BEGIN DATASET CONTENT
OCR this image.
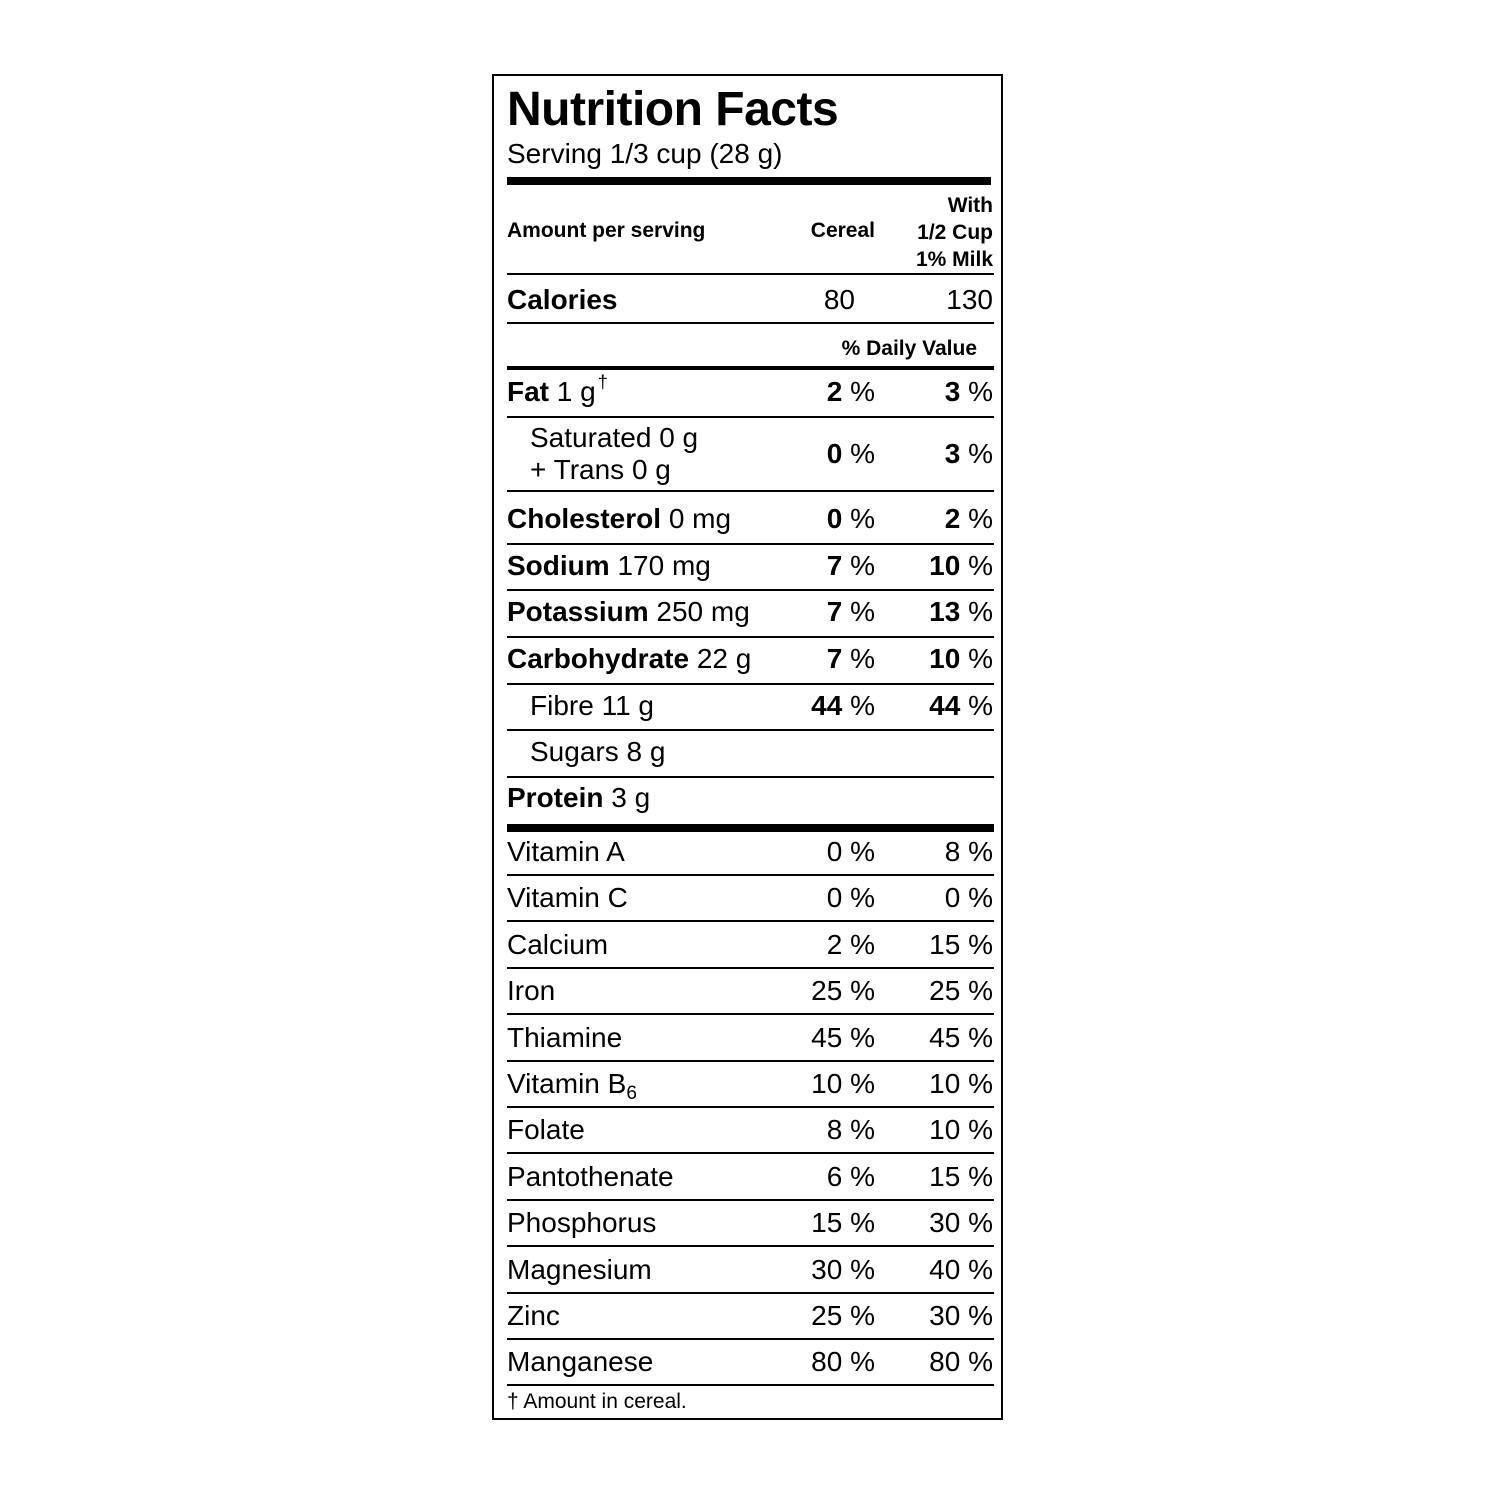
Nutrition Facts
Serving 1/3 cup (28 g)
Amount per serving	Cereal
With
1/2 Cup
1% Milk
Calories	80	130
% Daily Value
Fat 1 g †	2 % 3 %
Saturated 0 g
+ Trans 0 g
0 % 3 %
Cholesterol 0 mg	0 % 2 %
Sodium 170 mg	7 % 10 %
Potassium 250 mg	7 % 13 %
Carbohydrate 22 g	7 % 10 %
Fibre 11 g	44 % 44 %
Sugars 8 g
Protein 3 g
Vitamin A	0 % 8 %
Vitamin C	0 % 0 %
Calcium	2 % 15 %
Iron	25 % 25 %
Thiamine	45 % 45 %
Vitamin $B_6$	10 % 10 %
Folate	8 % 10 %
Pantothenate	6 % 15 %
Phosphorus	15 % 30 %
Magnesium	30 % 40 %
Zinc	25 % 30 %
Manganese	80 % 80 %
† Amount in cereal.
END DATASET CONTENT
— DESCRIPTION OF THE TASK —
Would you mind returning each entry above word for word, skipping the images?

— ANSWER TO THIS PROBLEM —
OCR this image.
Nutrition Facts
Serving 1/3 cup (28 g)
Amount per serving	Cereal
With
1/2 Cup
1% Milk
Calories	80	130
% Daily Value
Fat 1 g †	2 % 3 %
Saturated 0 g
+ Trans 0 g
0 % 3 %
Cholesterol 0 mg	0 % 2 %
Sodium 170 mg	7 % 10 %
Potassium 250 mg	7 % 13 %
Carbohydrate 22 g	7 % 10 %
Fibre 11 g	44 % 44 %
Sugars 8 g
Protein 3 g
Vitamin A	0 % 8 %
Vitamin C	0 % 0 %
Calcium	2 % 15 %
Iron	25 % 25 %
Thiamine	45 % 45 %
Vitamin $B_6$	10 % 10 %
Folate	8 % 10 %
Pantothenate	6 % 15 %
Phosphorus	15 % 30 %
Magnesium	30 % 40 %
Zinc	25 % 30 %
Manganese	80 % 80 %
† Amount in cereal.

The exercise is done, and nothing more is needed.